◆ AIM ◆
Reproduce each record exactly.

^^^^^^^^^^^^^^^^

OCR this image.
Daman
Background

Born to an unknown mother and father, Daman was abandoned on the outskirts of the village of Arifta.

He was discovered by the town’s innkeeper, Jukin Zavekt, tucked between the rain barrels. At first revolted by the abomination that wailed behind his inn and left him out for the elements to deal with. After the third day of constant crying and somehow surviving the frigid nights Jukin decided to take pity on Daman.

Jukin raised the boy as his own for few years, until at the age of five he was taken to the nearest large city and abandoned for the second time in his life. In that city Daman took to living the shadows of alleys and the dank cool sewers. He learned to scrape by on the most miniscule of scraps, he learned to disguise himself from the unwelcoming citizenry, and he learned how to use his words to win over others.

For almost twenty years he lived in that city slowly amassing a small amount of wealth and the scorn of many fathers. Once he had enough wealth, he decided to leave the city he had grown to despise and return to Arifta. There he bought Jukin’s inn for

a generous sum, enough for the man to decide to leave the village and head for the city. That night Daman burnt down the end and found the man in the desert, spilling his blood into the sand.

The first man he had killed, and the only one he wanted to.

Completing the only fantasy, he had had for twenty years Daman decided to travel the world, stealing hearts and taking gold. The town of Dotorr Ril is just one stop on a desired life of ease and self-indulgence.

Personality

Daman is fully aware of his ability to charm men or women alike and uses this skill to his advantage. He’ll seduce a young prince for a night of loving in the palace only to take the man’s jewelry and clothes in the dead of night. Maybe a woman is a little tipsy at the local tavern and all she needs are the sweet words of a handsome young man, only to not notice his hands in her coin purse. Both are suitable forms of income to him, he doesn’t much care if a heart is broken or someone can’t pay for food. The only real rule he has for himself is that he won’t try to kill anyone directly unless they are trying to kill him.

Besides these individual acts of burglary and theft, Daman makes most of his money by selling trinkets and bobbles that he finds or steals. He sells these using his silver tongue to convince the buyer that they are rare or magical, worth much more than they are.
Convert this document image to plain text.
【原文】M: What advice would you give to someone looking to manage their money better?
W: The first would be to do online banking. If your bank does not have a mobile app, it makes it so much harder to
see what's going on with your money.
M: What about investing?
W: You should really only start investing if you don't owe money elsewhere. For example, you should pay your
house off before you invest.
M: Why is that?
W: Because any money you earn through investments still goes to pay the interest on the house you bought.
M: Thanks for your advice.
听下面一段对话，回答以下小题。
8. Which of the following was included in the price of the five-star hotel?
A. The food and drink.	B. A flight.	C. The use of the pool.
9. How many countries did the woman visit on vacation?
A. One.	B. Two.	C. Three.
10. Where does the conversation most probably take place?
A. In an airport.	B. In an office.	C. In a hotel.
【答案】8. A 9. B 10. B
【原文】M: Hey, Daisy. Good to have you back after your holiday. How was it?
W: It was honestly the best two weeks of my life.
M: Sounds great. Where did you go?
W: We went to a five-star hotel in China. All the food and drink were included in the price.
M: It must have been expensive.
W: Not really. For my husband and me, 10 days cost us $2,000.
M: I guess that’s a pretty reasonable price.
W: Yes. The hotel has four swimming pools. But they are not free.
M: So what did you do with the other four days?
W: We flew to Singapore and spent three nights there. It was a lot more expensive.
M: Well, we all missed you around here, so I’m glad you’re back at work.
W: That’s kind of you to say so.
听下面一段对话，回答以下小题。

^^^^^^^^^^^^^^^^

◆ COMPLETE OUTPUT ◆
OCR this image.
Daman
Background

Born to an unknown mother and father, Daman was abandoned on the outskirts of the village of Arifta.

He was discovered by the town’s innkeeper, Jukin Zavekt, tucked between the rain barrels. At first revolted by the abomination that wailed behind his inn and left him out for the elements to deal with. After the third day of constant crying and somehow surviving the frigid nights Jukin decided to take pity on Daman.

Jukin raised the boy as his own for few years, until at the age of five he was taken to the nearest large city and abandoned for the second time in his life. In that city Daman took to living the shadows of alleys and the dank cool sewers. He learned to scrape by on the most miniscule of scraps, he learned to disguise himself from the unwelcoming citizenry, and he learned how to use his words to win over others.

For almost twenty years he lived in that city slowly amassing a small amount of wealth and the scorn of many fathers. Once he had enough wealth, he decided to leave the city he had grown to despise and return to Arifta. There he bought Jukin’s inn for

a generous sum, enough for the man to decide to leave the village and head for the city. That night Daman burnt down the end and found the man in the desert, spilling his blood into the sand.

The first man he had killed, and the only one he wanted to.

Completing the only fantasy, he had had for twenty years Daman decided to travel the world, stealing hearts and taking gold. The town of Dotorr Ril is just one stop on a desired life of ease and self-indulgence.

Personality

Daman is fully aware of his ability to charm men or women alike and uses this skill to his advantage. He’ll seduce a young prince for a night of loving in the palace only to take the man’s jewelry and clothes in the dead of night. Maybe a woman is a little tipsy at the local tavern and all she needs are the sweet words of a handsome young man, only to not notice his hands in her coin purse. Both are suitable forms of income to him, he doesn’t much care if a heart is broken or someone can’t pay for food. The only real rule he has for himself is that he won’t try to kill anyone directly unless they are trying to kill him.

Besides these individual acts of burglary and theft, Daman makes most of his money by selling trinkets and bobbles that he finds or steals. He sells these using his silver tongue to convince the buyer that they are rare or magical, worth much more than they are.
Convert this document image to plain text.
【原文】M: What advice would you give to someone looking to manage their money better?
W: The first would be to do online banking. If your bank does not have a mobile app, it makes it so much harder to
see what's going on with your money.
M: What about investing?
W: You should really only start investing if you don't owe money elsewhere. For example, you should pay your
house off before you invest.
M: Why is that?
W: Because any money you earn through investments still goes to pay the interest on the house you bought.
M: Thanks for your advice.
听下面一段对话，回答以下小题。
8. Which of the following was included in the price of the five-star hotel?
A. The food and drink.	B. A flight.	C. The use of the pool.
9. How many countries did the woman visit on vacation?
A. One.	B. Two.	C. Three.
10. Where does the conversation most probably take place?
A. In an airport.	B. In an office.	C. In a hotel.
【答案】8. A 9. B 10. B
【原文】M: Hey, Daisy. Good to have you back after your holiday. How was it?
W: It was honestly the best two weeks of my life.
M: Sounds great. Where did you go?
W: We went to a five-star hotel in China. All the food and drink were included in the price.
M: It must have been expensive.
W: Not really. For my husband and me, 10 days cost us $2,000.
M: I guess that’s a pretty reasonable price.
W: Yes. The hotel has four swimming pools. But they are not free.
M: So what did you do with the other four days?
W: We flew to Singapore and spent three nights there. It was a lot more expensive.
M: Well, we all missed you around here, so I’m glad you’re back at work.
W: That’s kind of you to say so.
听下面一段对话，回答以下小题。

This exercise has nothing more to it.